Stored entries
§ §
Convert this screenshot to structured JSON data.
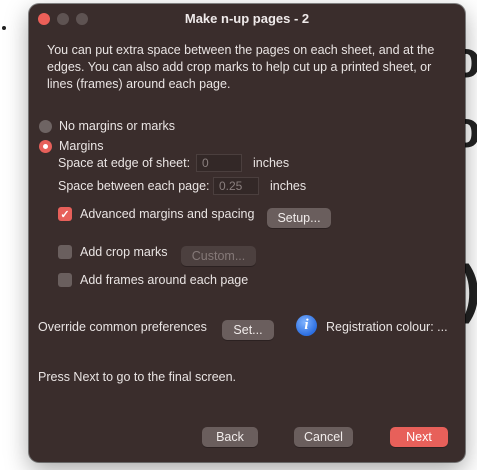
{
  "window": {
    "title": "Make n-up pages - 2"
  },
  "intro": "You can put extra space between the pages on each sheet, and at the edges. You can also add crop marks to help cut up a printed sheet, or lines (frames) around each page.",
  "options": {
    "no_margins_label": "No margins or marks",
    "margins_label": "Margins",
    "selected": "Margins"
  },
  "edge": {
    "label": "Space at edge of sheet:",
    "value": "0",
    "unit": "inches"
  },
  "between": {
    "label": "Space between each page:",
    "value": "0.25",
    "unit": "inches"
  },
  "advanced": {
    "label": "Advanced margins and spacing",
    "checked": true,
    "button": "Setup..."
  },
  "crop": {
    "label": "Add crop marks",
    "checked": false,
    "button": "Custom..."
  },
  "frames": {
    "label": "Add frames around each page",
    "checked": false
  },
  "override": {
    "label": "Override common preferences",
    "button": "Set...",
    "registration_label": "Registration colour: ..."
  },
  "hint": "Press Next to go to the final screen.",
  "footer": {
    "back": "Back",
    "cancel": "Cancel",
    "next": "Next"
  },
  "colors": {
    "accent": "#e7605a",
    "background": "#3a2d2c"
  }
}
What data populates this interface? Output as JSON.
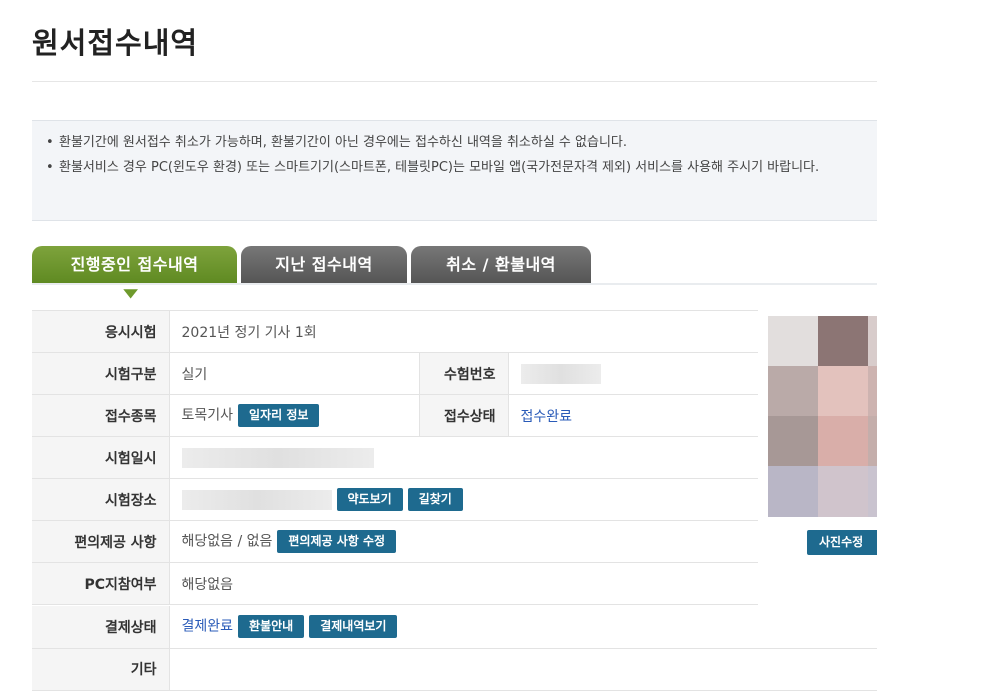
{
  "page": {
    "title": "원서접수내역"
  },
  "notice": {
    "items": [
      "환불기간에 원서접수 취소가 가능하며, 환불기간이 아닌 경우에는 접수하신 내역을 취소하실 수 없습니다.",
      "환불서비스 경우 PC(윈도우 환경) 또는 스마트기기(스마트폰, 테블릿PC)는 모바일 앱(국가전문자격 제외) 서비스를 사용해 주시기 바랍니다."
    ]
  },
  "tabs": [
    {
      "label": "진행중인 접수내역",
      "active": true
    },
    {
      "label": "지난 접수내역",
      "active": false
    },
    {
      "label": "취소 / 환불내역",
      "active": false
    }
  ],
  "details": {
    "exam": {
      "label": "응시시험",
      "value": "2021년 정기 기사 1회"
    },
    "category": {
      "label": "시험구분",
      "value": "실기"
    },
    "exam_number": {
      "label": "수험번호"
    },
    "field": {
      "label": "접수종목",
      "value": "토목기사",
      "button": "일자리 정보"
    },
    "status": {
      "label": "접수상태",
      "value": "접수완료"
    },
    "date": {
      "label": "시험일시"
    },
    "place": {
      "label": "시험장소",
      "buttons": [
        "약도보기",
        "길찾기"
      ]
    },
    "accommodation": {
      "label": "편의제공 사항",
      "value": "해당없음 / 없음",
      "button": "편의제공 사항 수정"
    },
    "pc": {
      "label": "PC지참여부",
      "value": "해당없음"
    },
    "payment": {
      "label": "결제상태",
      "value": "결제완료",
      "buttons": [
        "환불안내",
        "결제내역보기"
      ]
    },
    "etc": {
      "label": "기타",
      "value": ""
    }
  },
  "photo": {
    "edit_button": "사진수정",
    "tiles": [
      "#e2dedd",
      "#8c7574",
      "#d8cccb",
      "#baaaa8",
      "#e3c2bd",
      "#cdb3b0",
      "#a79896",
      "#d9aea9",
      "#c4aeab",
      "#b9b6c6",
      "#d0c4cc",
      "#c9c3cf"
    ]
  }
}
§ §
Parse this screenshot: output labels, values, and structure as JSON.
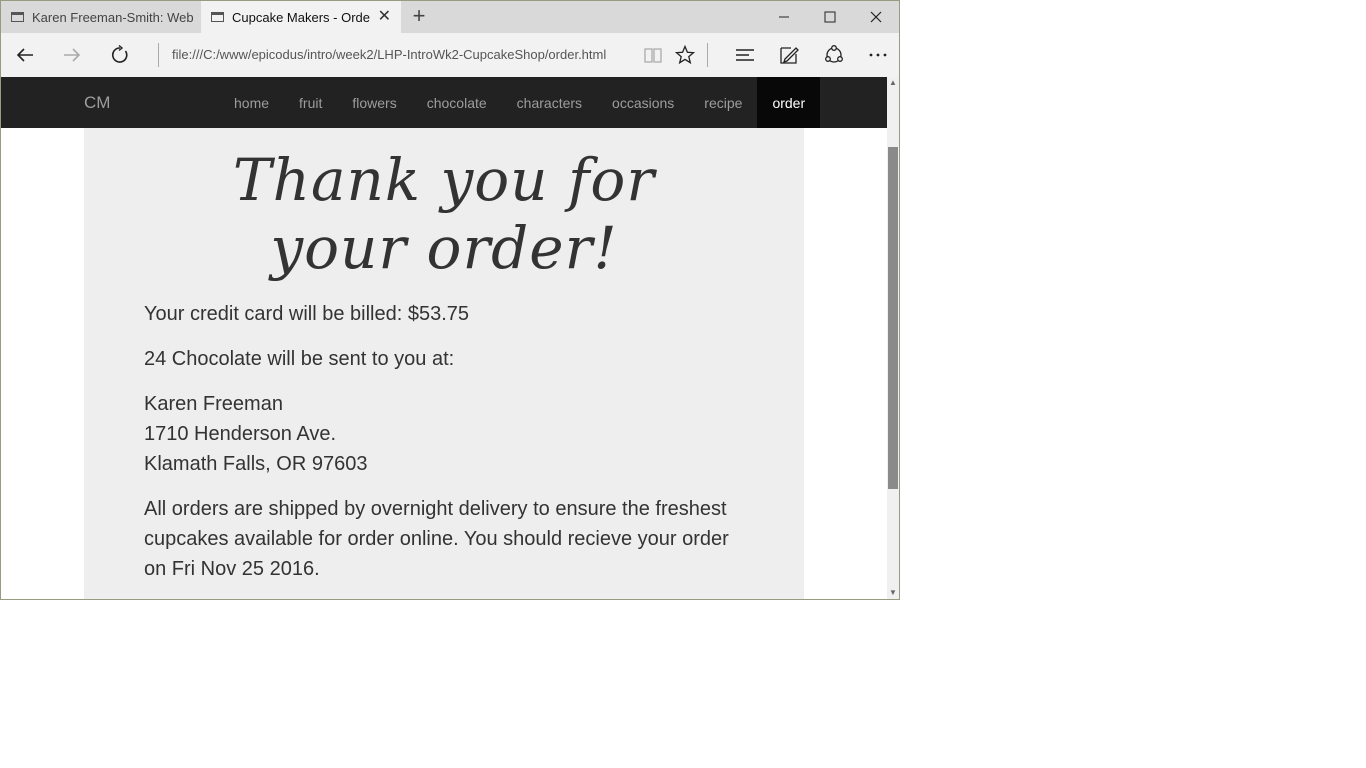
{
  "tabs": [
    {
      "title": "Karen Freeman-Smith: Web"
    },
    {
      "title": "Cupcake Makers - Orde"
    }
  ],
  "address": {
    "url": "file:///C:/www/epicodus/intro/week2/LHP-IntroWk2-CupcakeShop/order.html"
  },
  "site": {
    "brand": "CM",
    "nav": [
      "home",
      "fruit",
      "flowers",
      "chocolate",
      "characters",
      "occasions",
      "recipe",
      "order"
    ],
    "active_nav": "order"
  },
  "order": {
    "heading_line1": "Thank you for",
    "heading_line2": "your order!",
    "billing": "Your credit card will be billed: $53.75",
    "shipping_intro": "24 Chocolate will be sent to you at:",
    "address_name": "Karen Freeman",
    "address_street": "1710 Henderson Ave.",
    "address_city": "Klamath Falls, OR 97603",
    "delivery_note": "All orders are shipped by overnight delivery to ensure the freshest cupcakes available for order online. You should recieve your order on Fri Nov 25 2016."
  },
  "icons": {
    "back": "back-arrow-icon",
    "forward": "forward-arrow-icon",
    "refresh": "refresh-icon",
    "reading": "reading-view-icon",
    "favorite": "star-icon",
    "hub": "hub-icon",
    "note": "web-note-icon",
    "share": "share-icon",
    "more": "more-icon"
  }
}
§ §
• [Your objective]:
Show each line in the entries that holds the string "pages".

• [Solution to the problem]:
    "title": "Make n-up pages - 2"
  "intro": "You can put extra space between the pages on each sheet, and at the edges. You can also add crop marks to help cut up a printed sheet, or lines (frames) around each page.",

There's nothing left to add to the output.